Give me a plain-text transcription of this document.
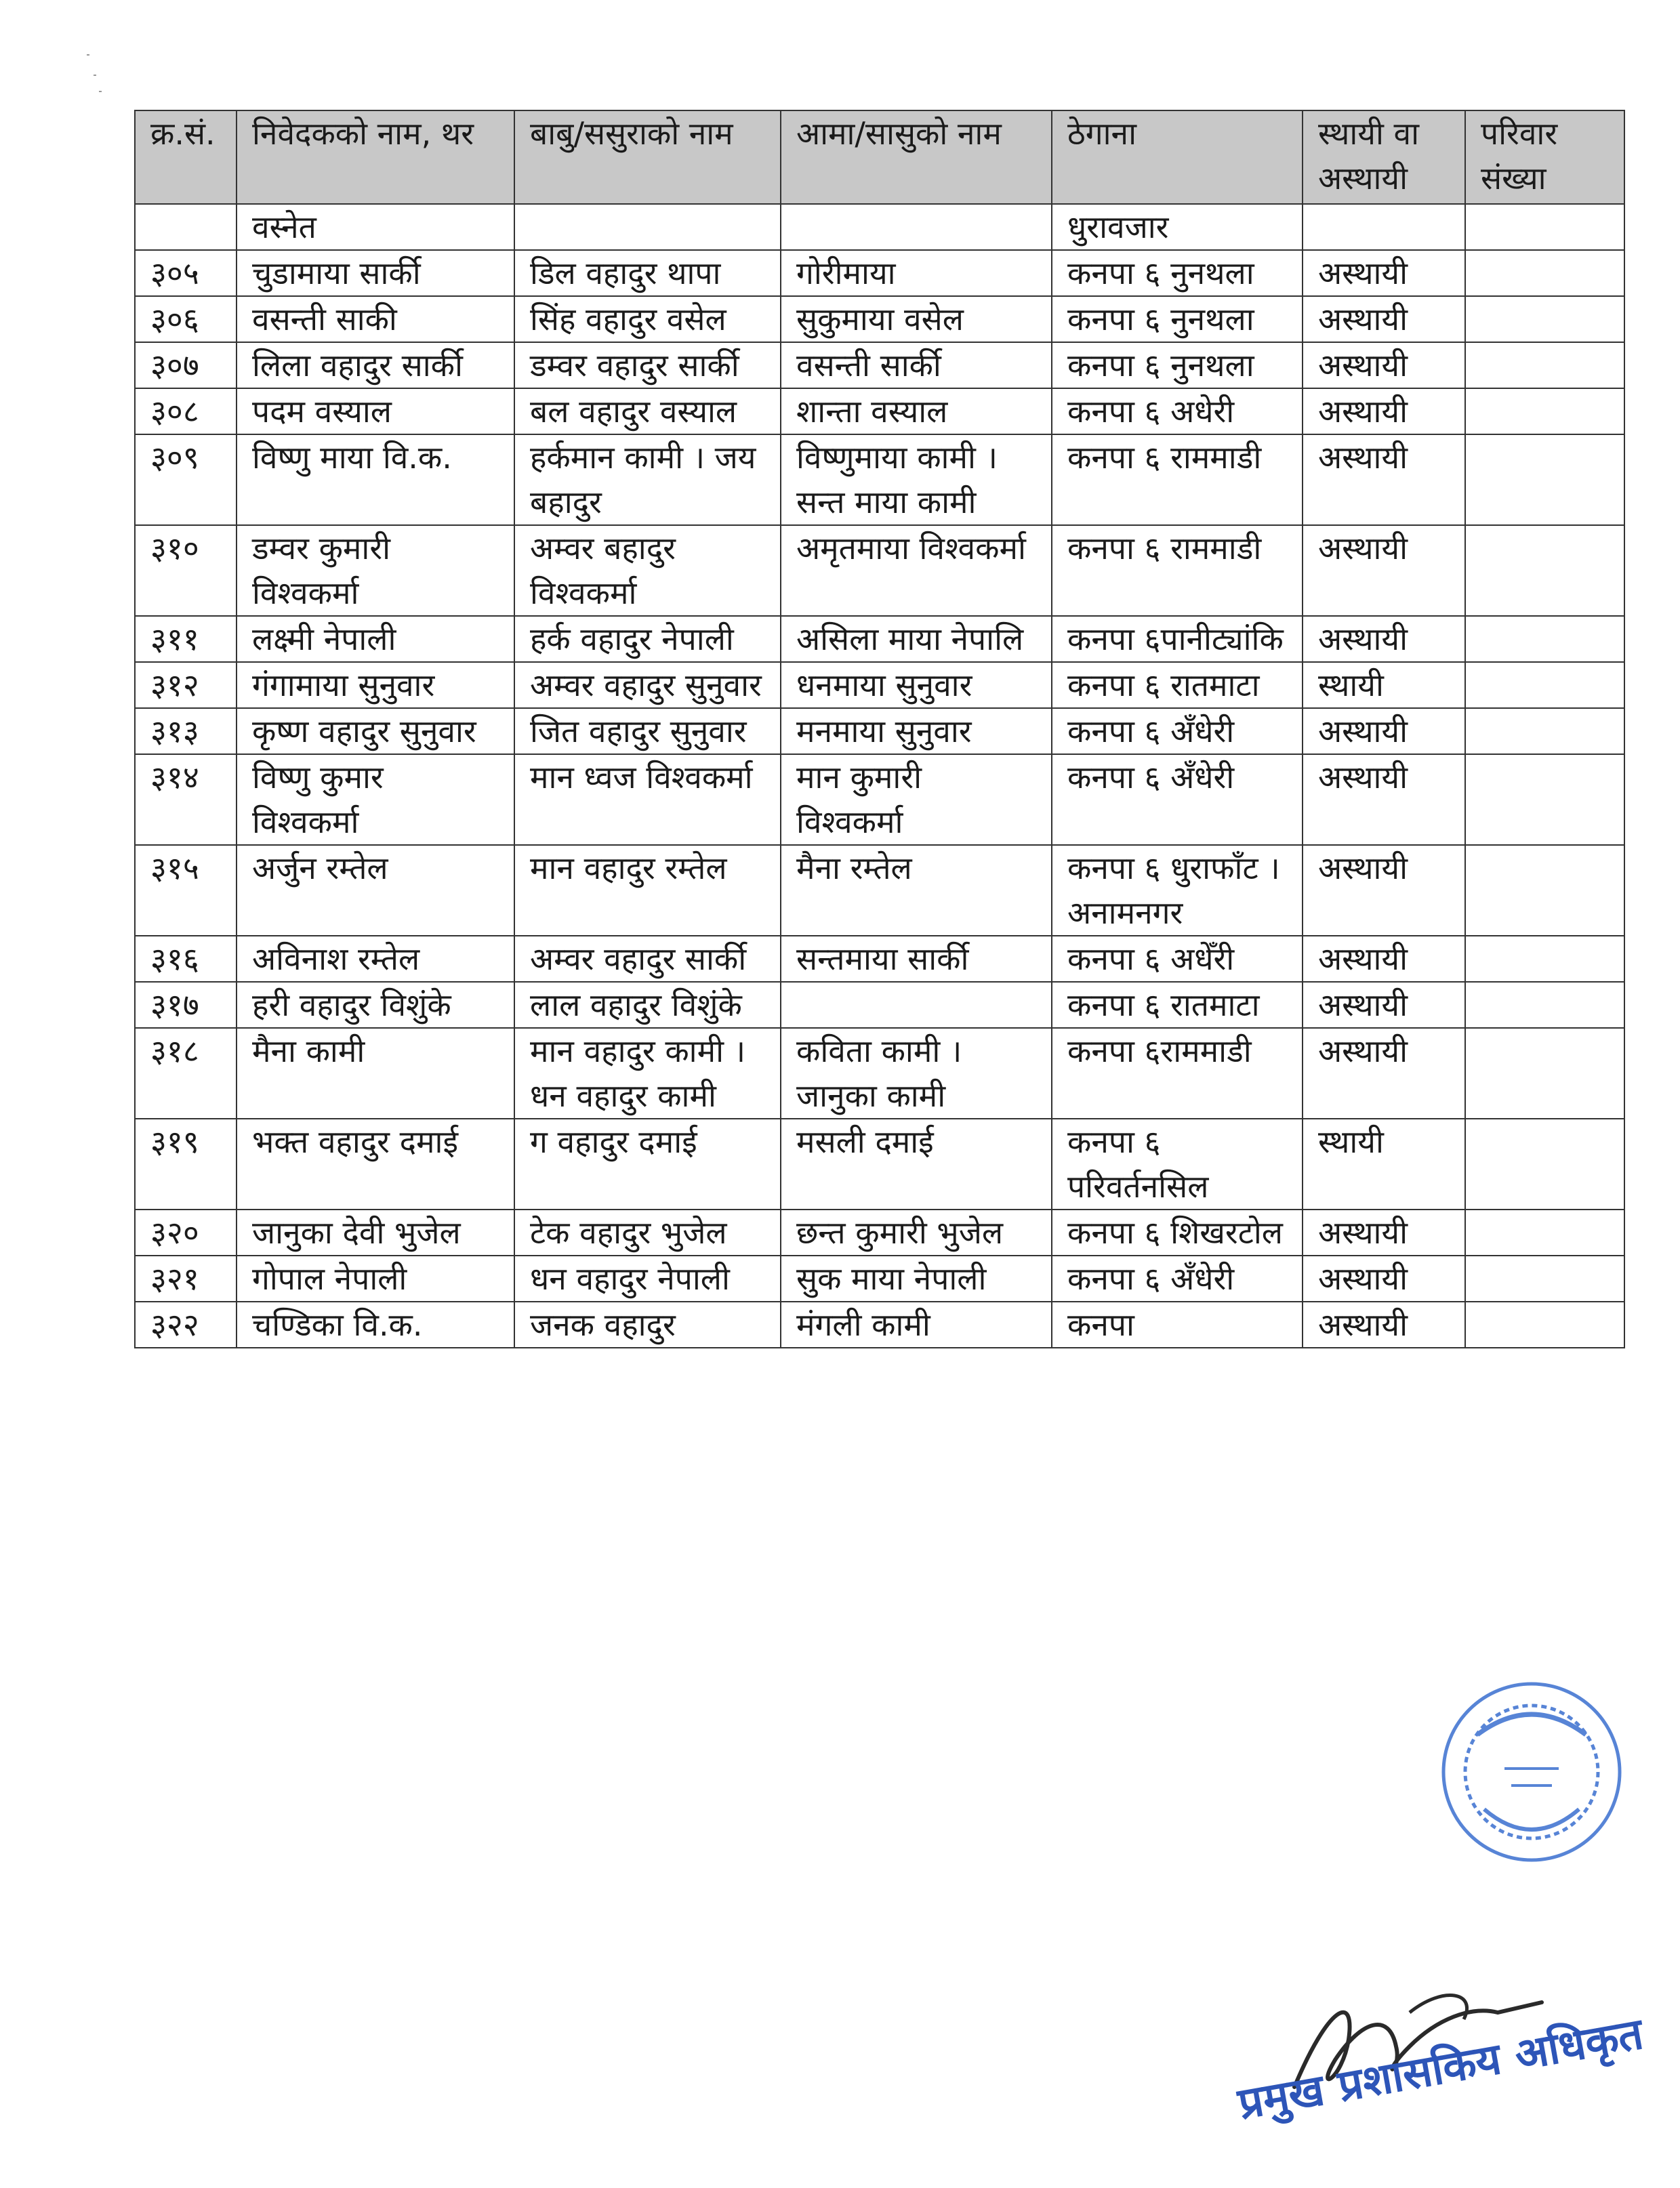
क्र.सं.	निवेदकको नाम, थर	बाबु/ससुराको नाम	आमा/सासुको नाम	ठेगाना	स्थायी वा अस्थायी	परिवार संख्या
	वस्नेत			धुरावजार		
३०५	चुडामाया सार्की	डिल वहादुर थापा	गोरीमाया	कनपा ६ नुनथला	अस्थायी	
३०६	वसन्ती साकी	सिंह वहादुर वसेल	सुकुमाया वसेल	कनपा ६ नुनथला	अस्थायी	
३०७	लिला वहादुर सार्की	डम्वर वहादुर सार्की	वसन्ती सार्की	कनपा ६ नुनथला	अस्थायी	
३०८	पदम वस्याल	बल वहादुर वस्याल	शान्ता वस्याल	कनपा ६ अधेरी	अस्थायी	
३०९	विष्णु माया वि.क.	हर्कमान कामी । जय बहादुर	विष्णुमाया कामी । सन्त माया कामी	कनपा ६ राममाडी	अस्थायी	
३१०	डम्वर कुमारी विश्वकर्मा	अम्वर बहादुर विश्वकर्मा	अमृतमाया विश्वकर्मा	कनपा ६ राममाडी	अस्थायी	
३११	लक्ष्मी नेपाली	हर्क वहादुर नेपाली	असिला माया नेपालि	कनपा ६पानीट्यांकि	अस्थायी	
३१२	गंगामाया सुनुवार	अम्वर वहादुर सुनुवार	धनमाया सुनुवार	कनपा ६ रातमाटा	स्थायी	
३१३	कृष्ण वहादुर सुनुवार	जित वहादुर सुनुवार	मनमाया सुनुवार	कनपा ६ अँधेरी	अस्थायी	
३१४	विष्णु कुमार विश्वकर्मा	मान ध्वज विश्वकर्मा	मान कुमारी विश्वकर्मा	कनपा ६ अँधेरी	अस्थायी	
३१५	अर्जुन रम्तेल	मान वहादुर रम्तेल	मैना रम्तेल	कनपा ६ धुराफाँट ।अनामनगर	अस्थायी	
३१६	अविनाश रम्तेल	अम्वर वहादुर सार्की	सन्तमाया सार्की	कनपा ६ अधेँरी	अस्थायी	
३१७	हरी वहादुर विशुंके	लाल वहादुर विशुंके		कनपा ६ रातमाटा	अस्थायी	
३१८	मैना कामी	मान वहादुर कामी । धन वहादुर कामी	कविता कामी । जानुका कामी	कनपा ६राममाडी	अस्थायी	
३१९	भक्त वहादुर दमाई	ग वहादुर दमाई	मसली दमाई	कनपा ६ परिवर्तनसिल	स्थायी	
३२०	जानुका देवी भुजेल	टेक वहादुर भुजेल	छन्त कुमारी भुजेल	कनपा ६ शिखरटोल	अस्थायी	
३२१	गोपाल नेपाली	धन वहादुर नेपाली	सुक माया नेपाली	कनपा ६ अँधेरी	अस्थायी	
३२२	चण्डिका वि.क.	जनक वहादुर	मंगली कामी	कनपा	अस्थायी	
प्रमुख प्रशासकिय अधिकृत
++++++
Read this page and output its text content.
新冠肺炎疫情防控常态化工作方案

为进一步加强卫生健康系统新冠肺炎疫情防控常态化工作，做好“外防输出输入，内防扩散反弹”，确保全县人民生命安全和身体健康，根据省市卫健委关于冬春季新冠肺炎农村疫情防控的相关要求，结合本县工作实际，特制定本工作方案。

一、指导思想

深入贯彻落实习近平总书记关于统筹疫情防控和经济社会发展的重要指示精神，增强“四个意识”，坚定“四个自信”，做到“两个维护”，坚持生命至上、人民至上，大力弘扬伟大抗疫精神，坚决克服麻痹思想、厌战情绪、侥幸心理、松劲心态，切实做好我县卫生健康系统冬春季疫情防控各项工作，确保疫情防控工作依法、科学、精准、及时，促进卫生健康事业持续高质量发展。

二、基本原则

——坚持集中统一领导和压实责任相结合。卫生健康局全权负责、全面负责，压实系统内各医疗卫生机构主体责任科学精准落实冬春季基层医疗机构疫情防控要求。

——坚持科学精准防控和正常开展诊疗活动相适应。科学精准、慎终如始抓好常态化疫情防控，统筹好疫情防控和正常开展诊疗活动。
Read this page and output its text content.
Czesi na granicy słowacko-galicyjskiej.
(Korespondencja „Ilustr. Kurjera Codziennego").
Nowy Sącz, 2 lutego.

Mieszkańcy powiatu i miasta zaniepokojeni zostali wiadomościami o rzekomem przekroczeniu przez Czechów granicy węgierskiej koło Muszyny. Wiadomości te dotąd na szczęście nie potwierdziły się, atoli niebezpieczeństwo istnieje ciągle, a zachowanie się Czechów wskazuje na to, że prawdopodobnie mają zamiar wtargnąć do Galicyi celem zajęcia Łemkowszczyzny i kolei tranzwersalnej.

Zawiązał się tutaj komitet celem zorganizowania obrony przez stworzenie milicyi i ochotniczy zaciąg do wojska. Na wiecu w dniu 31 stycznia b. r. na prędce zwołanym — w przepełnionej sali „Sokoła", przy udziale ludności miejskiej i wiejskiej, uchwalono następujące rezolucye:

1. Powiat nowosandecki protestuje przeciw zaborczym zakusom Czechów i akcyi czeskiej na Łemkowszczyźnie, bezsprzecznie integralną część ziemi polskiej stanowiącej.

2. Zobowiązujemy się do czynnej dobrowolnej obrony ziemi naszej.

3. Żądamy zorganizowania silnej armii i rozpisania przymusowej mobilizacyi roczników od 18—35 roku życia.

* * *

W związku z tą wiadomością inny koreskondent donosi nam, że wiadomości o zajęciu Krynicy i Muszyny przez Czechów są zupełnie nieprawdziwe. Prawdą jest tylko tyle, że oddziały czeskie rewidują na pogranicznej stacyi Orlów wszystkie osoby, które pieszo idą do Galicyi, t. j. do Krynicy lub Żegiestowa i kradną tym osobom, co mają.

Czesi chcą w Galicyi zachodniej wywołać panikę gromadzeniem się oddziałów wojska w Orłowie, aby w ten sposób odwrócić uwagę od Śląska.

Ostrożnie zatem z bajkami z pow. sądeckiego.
++++++
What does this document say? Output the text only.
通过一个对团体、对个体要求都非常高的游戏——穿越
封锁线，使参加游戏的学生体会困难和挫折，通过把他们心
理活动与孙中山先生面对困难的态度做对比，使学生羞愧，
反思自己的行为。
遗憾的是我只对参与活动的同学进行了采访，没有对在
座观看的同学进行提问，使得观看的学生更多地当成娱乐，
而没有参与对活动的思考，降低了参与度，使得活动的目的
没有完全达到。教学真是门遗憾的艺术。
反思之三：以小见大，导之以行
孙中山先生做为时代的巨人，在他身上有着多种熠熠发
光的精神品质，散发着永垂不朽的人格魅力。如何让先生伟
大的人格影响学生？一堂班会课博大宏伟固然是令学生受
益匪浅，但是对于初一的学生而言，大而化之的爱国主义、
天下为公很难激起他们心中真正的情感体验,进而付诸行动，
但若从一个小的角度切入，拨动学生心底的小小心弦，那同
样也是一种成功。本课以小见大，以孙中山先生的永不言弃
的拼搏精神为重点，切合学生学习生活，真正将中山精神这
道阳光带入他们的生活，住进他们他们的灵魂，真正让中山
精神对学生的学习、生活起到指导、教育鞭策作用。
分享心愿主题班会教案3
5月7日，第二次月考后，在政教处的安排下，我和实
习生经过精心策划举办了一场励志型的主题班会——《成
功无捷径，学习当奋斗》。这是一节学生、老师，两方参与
++++++
#### What the exercise asks
Looking at the records above, work out how many lines include the string "wojska". Give the number and nothing else.

#### Solution to this task
2